**DATA SECTION**

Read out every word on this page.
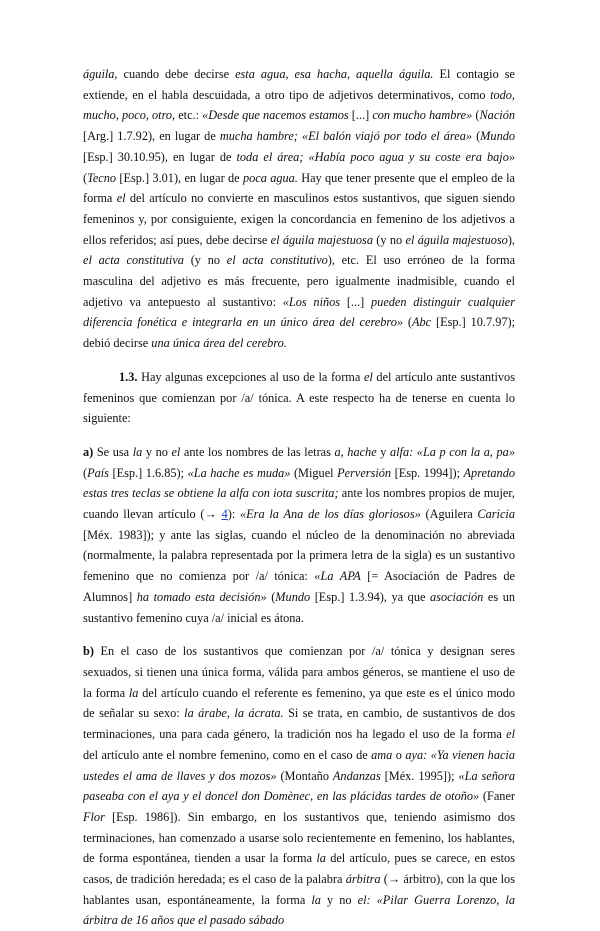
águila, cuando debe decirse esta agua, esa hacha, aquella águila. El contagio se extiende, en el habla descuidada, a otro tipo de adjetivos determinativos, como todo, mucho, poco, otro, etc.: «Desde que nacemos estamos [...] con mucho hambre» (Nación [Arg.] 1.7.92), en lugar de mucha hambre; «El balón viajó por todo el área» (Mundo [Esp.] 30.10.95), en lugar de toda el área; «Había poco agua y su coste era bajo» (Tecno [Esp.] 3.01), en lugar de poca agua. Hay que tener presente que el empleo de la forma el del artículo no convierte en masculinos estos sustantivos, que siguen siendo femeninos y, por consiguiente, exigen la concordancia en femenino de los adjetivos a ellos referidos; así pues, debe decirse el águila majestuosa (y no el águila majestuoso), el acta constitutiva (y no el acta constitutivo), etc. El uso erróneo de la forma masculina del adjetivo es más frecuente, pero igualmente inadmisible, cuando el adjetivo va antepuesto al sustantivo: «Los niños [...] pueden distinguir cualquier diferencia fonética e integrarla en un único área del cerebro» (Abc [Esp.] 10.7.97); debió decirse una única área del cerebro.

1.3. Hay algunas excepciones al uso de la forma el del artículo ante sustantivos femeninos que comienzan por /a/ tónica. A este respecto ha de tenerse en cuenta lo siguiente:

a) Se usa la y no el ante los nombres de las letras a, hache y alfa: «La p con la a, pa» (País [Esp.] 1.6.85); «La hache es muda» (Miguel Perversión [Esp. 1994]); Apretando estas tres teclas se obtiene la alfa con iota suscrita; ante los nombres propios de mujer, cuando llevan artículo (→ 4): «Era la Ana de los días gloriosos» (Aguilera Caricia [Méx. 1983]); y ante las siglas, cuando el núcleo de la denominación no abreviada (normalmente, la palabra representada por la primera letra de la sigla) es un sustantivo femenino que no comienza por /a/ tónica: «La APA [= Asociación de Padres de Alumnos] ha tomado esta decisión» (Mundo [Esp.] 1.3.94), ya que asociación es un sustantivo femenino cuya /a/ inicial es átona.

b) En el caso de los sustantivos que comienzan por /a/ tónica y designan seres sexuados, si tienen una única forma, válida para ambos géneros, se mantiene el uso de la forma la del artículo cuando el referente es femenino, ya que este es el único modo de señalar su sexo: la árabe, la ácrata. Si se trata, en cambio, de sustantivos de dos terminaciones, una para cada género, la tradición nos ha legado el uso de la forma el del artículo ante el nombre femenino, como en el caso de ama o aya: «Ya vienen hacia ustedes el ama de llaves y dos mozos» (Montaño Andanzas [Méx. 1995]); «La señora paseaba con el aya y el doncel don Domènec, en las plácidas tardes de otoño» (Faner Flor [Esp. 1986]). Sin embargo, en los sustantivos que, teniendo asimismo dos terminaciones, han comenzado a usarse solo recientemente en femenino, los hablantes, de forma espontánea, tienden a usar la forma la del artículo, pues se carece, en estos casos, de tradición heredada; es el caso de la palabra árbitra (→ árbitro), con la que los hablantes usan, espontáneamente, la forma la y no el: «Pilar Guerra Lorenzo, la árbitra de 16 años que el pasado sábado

**THE TASK**
All the records above need to be given again word for word. Skip the pictures.

**FULL ANSWER**
Read out every word on this page.
águila, cuando debe decirse esta agua, esa hacha, aquella águila. El contagio se extiende, en el habla descuidada, a otro tipo de adjetivos determinativos, como todo, mucho, poco, otro, etc.: «Desde que nacemos estamos [...] con mucho hambre» (Nación [Arg.] 1.7.92), en lugar de mucha hambre; «El balón viajó por todo el área» (Mundo [Esp.] 30.10.95), en lugar de toda el área; «Había poco agua y su coste era bajo» (Tecno [Esp.] 3.01), en lugar de poca agua. Hay que tener presente que el empleo de la forma el del artículo no convierte en masculinos estos sustantivos, que siguen siendo femeninos y, por consiguiente, exigen la concordancia en femenino de los adjetivos a ellos referidos; así pues, debe decirse el águila majestuosa (y no el águila majestuoso), el acta constitutiva (y no el acta constitutivo), etc. El uso erróneo de la forma masculina del adjetivo es más frecuente, pero igualmente inadmisible, cuando el adjetivo va antepuesto al sustantivo: «Los niños [...] pueden distinguir cualquier diferencia fonética e integrarla en un único área del cerebro» (Abc [Esp.] 10.7.97); debió decirse una única área del cerebro.

1.3. Hay algunas excepciones al uso de la forma el del artículo ante sustantivos femeninos que comienzan por /a/ tónica. A este respecto ha de tenerse en cuenta lo siguiente:

a) Se usa la y no el ante los nombres de las letras a, hache y alfa: «La p con la a, pa» (País [Esp.] 1.6.85); «La hache es muda» (Miguel Perversión [Esp. 1994]); Apretando estas tres teclas se obtiene la alfa con iota suscrita; ante los nombres propios de mujer, cuando llevan artículo (→ 4): «Era la Ana de los días gloriosos» (Aguilera Caricia [Méx. 1983]); y ante las siglas, cuando el núcleo de la denominación no abreviada (normalmente, la palabra representada por la primera letra de la sigla) es un sustantivo femenino que no comienza por /a/ tónica: «La APA [= Asociación de Padres de Alumnos] ha tomado esta decisión» (Mundo [Esp.] 1.3.94), ya que asociación es un sustantivo femenino cuya /a/ inicial es átona.

b) En el caso de los sustantivos que comienzan por /a/ tónica y designan seres sexuados, si tienen una única forma, válida para ambos géneros, se mantiene el uso de la forma la del artículo cuando el referente es femenino, ya que este es el único modo de señalar su sexo: la árabe, la ácrata. Si se trata, en cambio, de sustantivos de dos terminaciones, una para cada género, la tradición nos ha legado el uso de la forma el del artículo ante el nombre femenino, como en el caso de ama o aya: «Ya vienen hacia ustedes el ama de llaves y dos mozos» (Montaño Andanzas [Méx. 1995]); «La señora paseaba con el aya y el doncel don Domènec, en las plácidas tardes de otoño» (Faner Flor [Esp. 1986]). Sin embargo, en los sustantivos que, teniendo asimismo dos terminaciones, han comenzado a usarse solo recientemente en femenino, los hablantes, de forma espontánea, tienden a usar la forma la del artículo, pues se carece, en estos casos, de tradición heredada; es el caso de la palabra árbitra (→ árbitro), con la que los hablantes usan, espontáneamente, la forma la y no el: «Pilar Guerra Lorenzo, la árbitra de 16 años que el pasado sábado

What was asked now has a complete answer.